- **EXERCISE DATA**
— start —

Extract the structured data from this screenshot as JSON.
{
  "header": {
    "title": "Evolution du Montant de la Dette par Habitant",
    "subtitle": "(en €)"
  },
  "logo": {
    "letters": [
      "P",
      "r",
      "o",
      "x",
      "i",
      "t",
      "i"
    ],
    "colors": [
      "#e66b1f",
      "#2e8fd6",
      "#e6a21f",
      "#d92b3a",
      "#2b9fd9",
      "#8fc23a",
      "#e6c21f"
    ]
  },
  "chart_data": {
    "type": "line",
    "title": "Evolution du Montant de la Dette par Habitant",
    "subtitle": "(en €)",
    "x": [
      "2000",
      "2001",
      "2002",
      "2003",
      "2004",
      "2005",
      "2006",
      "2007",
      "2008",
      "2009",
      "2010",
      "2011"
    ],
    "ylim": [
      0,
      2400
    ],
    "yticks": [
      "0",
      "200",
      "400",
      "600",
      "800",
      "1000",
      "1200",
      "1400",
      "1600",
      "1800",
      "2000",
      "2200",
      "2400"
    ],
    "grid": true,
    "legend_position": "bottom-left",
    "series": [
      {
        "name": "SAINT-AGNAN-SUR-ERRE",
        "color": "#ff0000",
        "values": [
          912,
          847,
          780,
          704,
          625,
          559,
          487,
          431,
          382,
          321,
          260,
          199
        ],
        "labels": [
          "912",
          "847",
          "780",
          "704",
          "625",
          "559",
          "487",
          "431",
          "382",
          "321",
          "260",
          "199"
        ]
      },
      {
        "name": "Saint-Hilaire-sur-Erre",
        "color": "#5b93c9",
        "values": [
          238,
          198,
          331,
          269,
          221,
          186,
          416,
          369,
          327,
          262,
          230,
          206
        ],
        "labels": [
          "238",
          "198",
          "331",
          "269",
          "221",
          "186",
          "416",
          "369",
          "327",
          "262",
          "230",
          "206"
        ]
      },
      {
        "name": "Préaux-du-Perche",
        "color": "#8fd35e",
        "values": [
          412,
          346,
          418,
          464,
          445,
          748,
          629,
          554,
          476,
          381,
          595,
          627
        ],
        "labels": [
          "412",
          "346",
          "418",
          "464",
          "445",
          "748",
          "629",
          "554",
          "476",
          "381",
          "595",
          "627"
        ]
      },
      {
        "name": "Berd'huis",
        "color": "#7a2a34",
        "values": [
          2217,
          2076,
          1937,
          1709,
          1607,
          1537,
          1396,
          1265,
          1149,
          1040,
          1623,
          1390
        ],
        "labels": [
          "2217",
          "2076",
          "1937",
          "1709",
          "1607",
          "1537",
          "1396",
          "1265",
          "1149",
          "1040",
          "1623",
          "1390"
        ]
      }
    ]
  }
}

— end —

Repeat all the entries exactly as given.

- **RESPONSE TO THE EXERCISE**
Extract the structured data from this screenshot as JSON.
{
  "header": {
    "title": "Evolution du Montant de la Dette par Habitant",
    "subtitle": "(en €)"
  },
  "logo": {
    "letters": [
      "P",
      "r",
      "o",
      "x",
      "i",
      "t",
      "i"
    ],
    "colors": [
      "#e66b1f",
      "#2e8fd6",
      "#e6a21f",
      "#d92b3a",
      "#2b9fd9",
      "#8fc23a",
      "#e6c21f"
    ]
  },
  "chart_data": {
    "type": "line",
    "title": "Evolution du Montant de la Dette par Habitant",
    "subtitle": "(en €)",
    "x": [
      "2000",
      "2001",
      "2002",
      "2003",
      "2004",
      "2005",
      "2006",
      "2007",
      "2008",
      "2009",
      "2010",
      "2011"
    ],
    "ylim": [
      0,
      2400
    ],
    "yticks": [
      "0",
      "200",
      "400",
      "600",
      "800",
      "1000",
      "1200",
      "1400",
      "1600",
      "1800",
      "2000",
      "2200",
      "2400"
    ],
    "grid": true,
    "legend_position": "bottom-left",
    "series": [
      {
        "name": "SAINT-AGNAN-SUR-ERRE",
        "color": "#ff0000",
        "values": [
          912,
          847,
          780,
          704,
          625,
          559,
          487,
          431,
          382,
          321,
          260,
          199
        ],
        "labels": [
          "912",
          "847",
          "780",
          "704",
          "625",
          "559",
          "487",
          "431",
          "382",
          "321",
          "260",
          "199"
        ]
      },
      {
        "name": "Saint-Hilaire-sur-Erre",
        "color": "#5b93c9",
        "values": [
          238,
          198,
          331,
          269,
          221,
          186,
          416,
          369,
          327,
          262,
          230,
          206
        ],
        "labels": [
          "238",
          "198",
          "331",
          "269",
          "221",
          "186",
          "416",
          "369",
          "327",
          "262",
          "230",
          "206"
        ]
      },
      {
        "name": "Préaux-du-Perche",
        "color": "#8fd35e",
        "values": [
          412,
          346,
          418,
          464,
          445,
          748,
          629,
          554,
          476,
          381,
          595,
          627
        ],
        "labels": [
          "412",
          "346",
          "418",
          "464",
          "445",
          "748",
          "629",
          "554",
          "476",
          "381",
          "595",
          "627"
        ]
      },
      {
        "name": "Berd'huis",
        "color": "#7a2a34",
        "values": [
          2217,
          2076,
          1937,
          1709,
          1607,
          1537,
          1396,
          1265,
          1149,
          1040,
          1623,
          1390
        ],
        "labels": [
          "2217",
          "2076",
          "1937",
          "1709",
          "1607",
          "1537",
          "1396",
          "1265",
          "1149",
          "1040",
          "1623",
          "1390"
        ]
      }
    ]
  }
}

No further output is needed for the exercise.